Repeat all the records exactly, omitting pictures.
Start Exercise materials
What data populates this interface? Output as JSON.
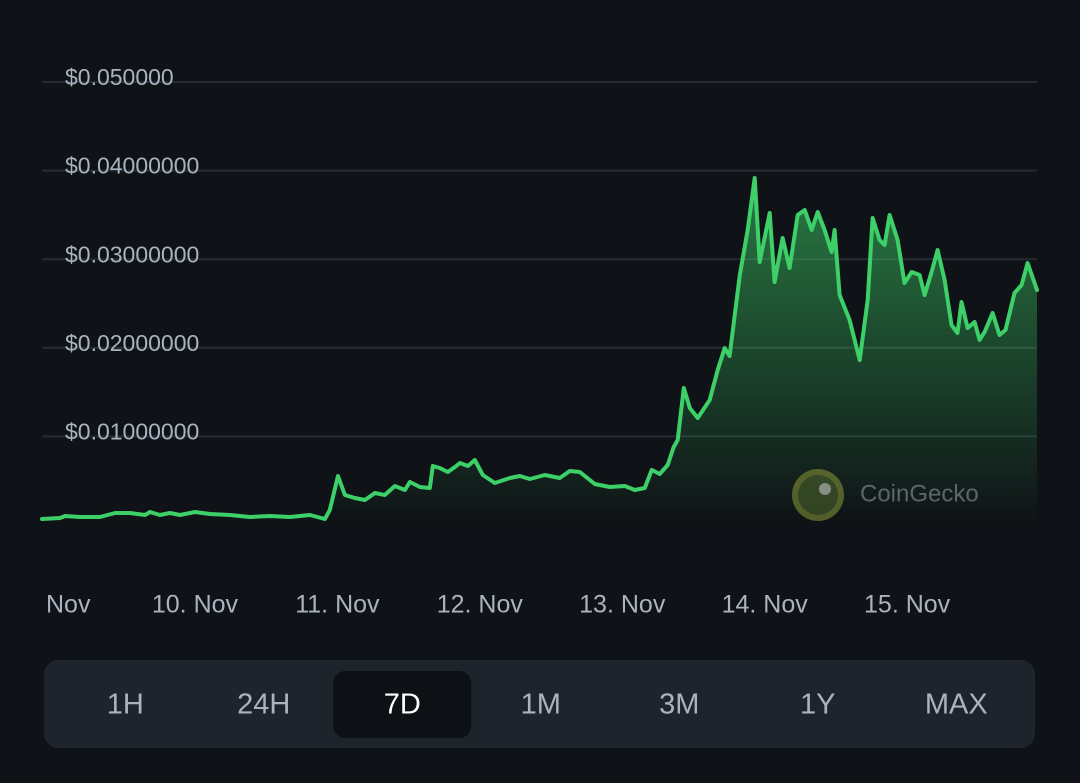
{
  "chart_data": {
    "type": "area-line",
    "x": [
      8.926,
      9.053,
      9.088,
      9.193,
      9.333,
      9.439,
      9.544,
      9.649,
      9.684,
      9.754,
      9.825,
      9.895,
      10.0,
      10.105,
      10.246,
      10.386,
      10.526,
      10.667,
      10.807,
      10.912,
      10.947,
      11.004,
      11.053,
      11.123,
      11.193,
      11.263,
      11.333,
      11.404,
      11.474,
      11.509,
      11.579,
      11.649,
      11.67,
      11.719,
      11.775,
      11.825,
      11.86,
      11.916,
      11.965,
      12.021,
      12.105,
      12.211,
      12.281,
      12.351,
      12.456,
      12.561,
      12.632,
      12.702,
      12.807,
      12.912,
      13.018,
      13.088,
      13.158,
      13.207,
      13.263,
      13.319,
      13.361,
      13.389,
      13.432,
      13.474,
      13.53,
      13.614,
      13.67,
      13.719,
      13.754,
      13.825,
      13.881,
      13.93,
      13.965,
      14.035,
      14.07,
      14.126,
      14.175,
      14.232,
      14.281,
      14.33,
      14.372,
      14.421,
      14.47,
      14.491,
      14.526,
      14.596,
      14.667,
      14.723,
      14.758,
      14.807,
      14.842,
      14.877,
      14.933,
      14.982,
      15.032,
      15.088,
      15.123,
      15.172,
      15.214,
      15.263,
      15.312,
      15.354,
      15.382,
      15.425,
      15.474,
      15.509,
      15.544,
      15.6,
      15.649,
      15.691,
      15.754,
      15.804,
      15.846,
      15.912
    ],
    "values": [
      0.00068,
      0.00079,
      0.00102,
      0.0009,
      0.0009,
      0.00135,
      0.00135,
      0.00113,
      0.00147,
      0.00113,
      0.00135,
      0.00113,
      0.00147,
      0.00124,
      0.00113,
      0.0009,
      0.00102,
      0.0009,
      0.00113,
      0.00068,
      0.00169,
      0.00553,
      0.00339,
      0.00305,
      0.00282,
      0.00361,
      0.00339,
      0.0044,
      0.00395,
      0.00485,
      0.00429,
      0.00418,
      0.00666,
      0.00643,
      0.00598,
      0.00655,
      0.007,
      0.00666,
      0.00734,
      0.00564,
      0.00474,
      0.0053,
      0.00553,
      0.00519,
      0.00564,
      0.0053,
      0.00609,
      0.00598,
      0.00463,
      0.00429,
      0.0044,
      0.00395,
      0.00418,
      0.00622,
      0.00576,
      0.00677,
      0.0088,
      0.00959,
      0.01546,
      0.01321,
      0.01208,
      0.01411,
      0.01749,
      0.01998,
      0.01907,
      0.02822,
      0.0333,
      0.03916,
      0.02968,
      0.03521,
      0.02743,
      0.03239,
      0.02901,
      0.03499,
      0.03555,
      0.0333,
      0.03533,
      0.0333,
      0.03081,
      0.0333,
      0.02596,
      0.02314,
      0.01862,
      0.0254,
      0.03465,
      0.03217,
      0.0316,
      0.03499,
      0.03217,
      0.02731,
      0.02856,
      0.02822,
      0.02596,
      0.02856,
      0.03104,
      0.02765,
      0.02257,
      0.02167,
      0.02517,
      0.02223,
      0.02291,
      0.02088,
      0.02178,
      0.02393,
      0.02144,
      0.02201,
      0.02619,
      0.02709,
      0.02957,
      0.02652
    ],
    "color": "#3dd068",
    "xlim": [
      8.926,
      15.912
    ],
    "ylim": [
      0,
      0.05
    ],
    "yticks": [
      {
        "value": 0.01,
        "label": "$0.01000000"
      },
      {
        "value": 0.02,
        "label": "$0.02000000"
      },
      {
        "value": 0.03,
        "label": "$0.03000000"
      },
      {
        "value": 0.04,
        "label": "$0.04000000"
      },
      {
        "value": 0.05,
        "label": "$0.050000"
      }
    ],
    "xticks": [
      {
        "value": 9,
        "label": "Nov"
      },
      {
        "value": 10,
        "label": "10. Nov"
      },
      {
        "value": 11,
        "label": "11. Nov"
      },
      {
        "value": 12,
        "label": "12. Nov"
      },
      {
        "value": 13,
        "label": "13. Nov"
      },
      {
        "value": 14,
        "label": "14. Nov"
      },
      {
        "value": 15,
        "label": "15. Nov"
      }
    ],
    "grid": true,
    "watermark": "CoinGecko"
  },
  "range_buttons": {
    "options": [
      "1H",
      "24H",
      "7D",
      "1M",
      "3M",
      "1Y",
      "MAX"
    ],
    "selected": "7D"
  }
}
End Exercise materials
• **Complete answer**:
What data populates this interface? Output as JSON.
{
  "chart_data": {
    "type": "area-line",
    "x": [
      8.926,
      9.053,
      9.088,
      9.193,
      9.333,
      9.439,
      9.544,
      9.649,
      9.684,
      9.754,
      9.825,
      9.895,
      10.0,
      10.105,
      10.246,
      10.386,
      10.526,
      10.667,
      10.807,
      10.912,
      10.947,
      11.004,
      11.053,
      11.123,
      11.193,
      11.263,
      11.333,
      11.404,
      11.474,
      11.509,
      11.579,
      11.649,
      11.67,
      11.719,
      11.775,
      11.825,
      11.86,
      11.916,
      11.965,
      12.021,
      12.105,
      12.211,
      12.281,
      12.351,
      12.456,
      12.561,
      12.632,
      12.702,
      12.807,
      12.912,
      13.018,
      13.088,
      13.158,
      13.207,
      13.263,
      13.319,
      13.361,
      13.389,
      13.432,
      13.474,
      13.53,
      13.614,
      13.67,
      13.719,
      13.754,
      13.825,
      13.881,
      13.93,
      13.965,
      14.035,
      14.07,
      14.126,
      14.175,
      14.232,
      14.281,
      14.33,
      14.372,
      14.421,
      14.47,
      14.491,
      14.526,
      14.596,
      14.667,
      14.723,
      14.758,
      14.807,
      14.842,
      14.877,
      14.933,
      14.982,
      15.032,
      15.088,
      15.123,
      15.172,
      15.214,
      15.263,
      15.312,
      15.354,
      15.382,
      15.425,
      15.474,
      15.509,
      15.544,
      15.6,
      15.649,
      15.691,
      15.754,
      15.804,
      15.846,
      15.912
    ],
    "values": [
      0.00068,
      0.00079,
      0.00102,
      0.0009,
      0.0009,
      0.00135,
      0.00135,
      0.00113,
      0.00147,
      0.00113,
      0.00135,
      0.00113,
      0.00147,
      0.00124,
      0.00113,
      0.0009,
      0.00102,
      0.0009,
      0.00113,
      0.00068,
      0.00169,
      0.00553,
      0.00339,
      0.00305,
      0.00282,
      0.00361,
      0.00339,
      0.0044,
      0.00395,
      0.00485,
      0.00429,
      0.00418,
      0.00666,
      0.00643,
      0.00598,
      0.00655,
      0.007,
      0.00666,
      0.00734,
      0.00564,
      0.00474,
      0.0053,
      0.00553,
      0.00519,
      0.00564,
      0.0053,
      0.00609,
      0.00598,
      0.00463,
      0.00429,
      0.0044,
      0.00395,
      0.00418,
      0.00622,
      0.00576,
      0.00677,
      0.0088,
      0.00959,
      0.01546,
      0.01321,
      0.01208,
      0.01411,
      0.01749,
      0.01998,
      0.01907,
      0.02822,
      0.0333,
      0.03916,
      0.02968,
      0.03521,
      0.02743,
      0.03239,
      0.02901,
      0.03499,
      0.03555,
      0.0333,
      0.03533,
      0.0333,
      0.03081,
      0.0333,
      0.02596,
      0.02314,
      0.01862,
      0.0254,
      0.03465,
      0.03217,
      0.0316,
      0.03499,
      0.03217,
      0.02731,
      0.02856,
      0.02822,
      0.02596,
      0.02856,
      0.03104,
      0.02765,
      0.02257,
      0.02167,
      0.02517,
      0.02223,
      0.02291,
      0.02088,
      0.02178,
      0.02393,
      0.02144,
      0.02201,
      0.02619,
      0.02709,
      0.02957,
      0.02652
    ],
    "color": "#3dd068",
    "xlim": [
      8.926,
      15.912
    ],
    "ylim": [
      0,
      0.05
    ],
    "yticks": [
      {
        "value": 0.01,
        "label": "$0.01000000"
      },
      {
        "value": 0.02,
        "label": "$0.02000000"
      },
      {
        "value": 0.03,
        "label": "$0.03000000"
      },
      {
        "value": 0.04,
        "label": "$0.04000000"
      },
      {
        "value": 0.05,
        "label": "$0.050000"
      }
    ],
    "xticks": [
      {
        "value": 9,
        "label": "Nov"
      },
      {
        "value": 10,
        "label": "10. Nov"
      },
      {
        "value": 11,
        "label": "11. Nov"
      },
      {
        "value": 12,
        "label": "12. Nov"
      },
      {
        "value": 13,
        "label": "13. Nov"
      },
      {
        "value": 14,
        "label": "14. Nov"
      },
      {
        "value": 15,
        "label": "15. Nov"
      }
    ],
    "grid": true,
    "watermark": "CoinGecko"
  },
  "range_buttons": {
    "options": [
      "1H",
      "24H",
      "7D",
      "1M",
      "3M",
      "1Y",
      "MAX"
    ],
    "selected": "7D"
  }
}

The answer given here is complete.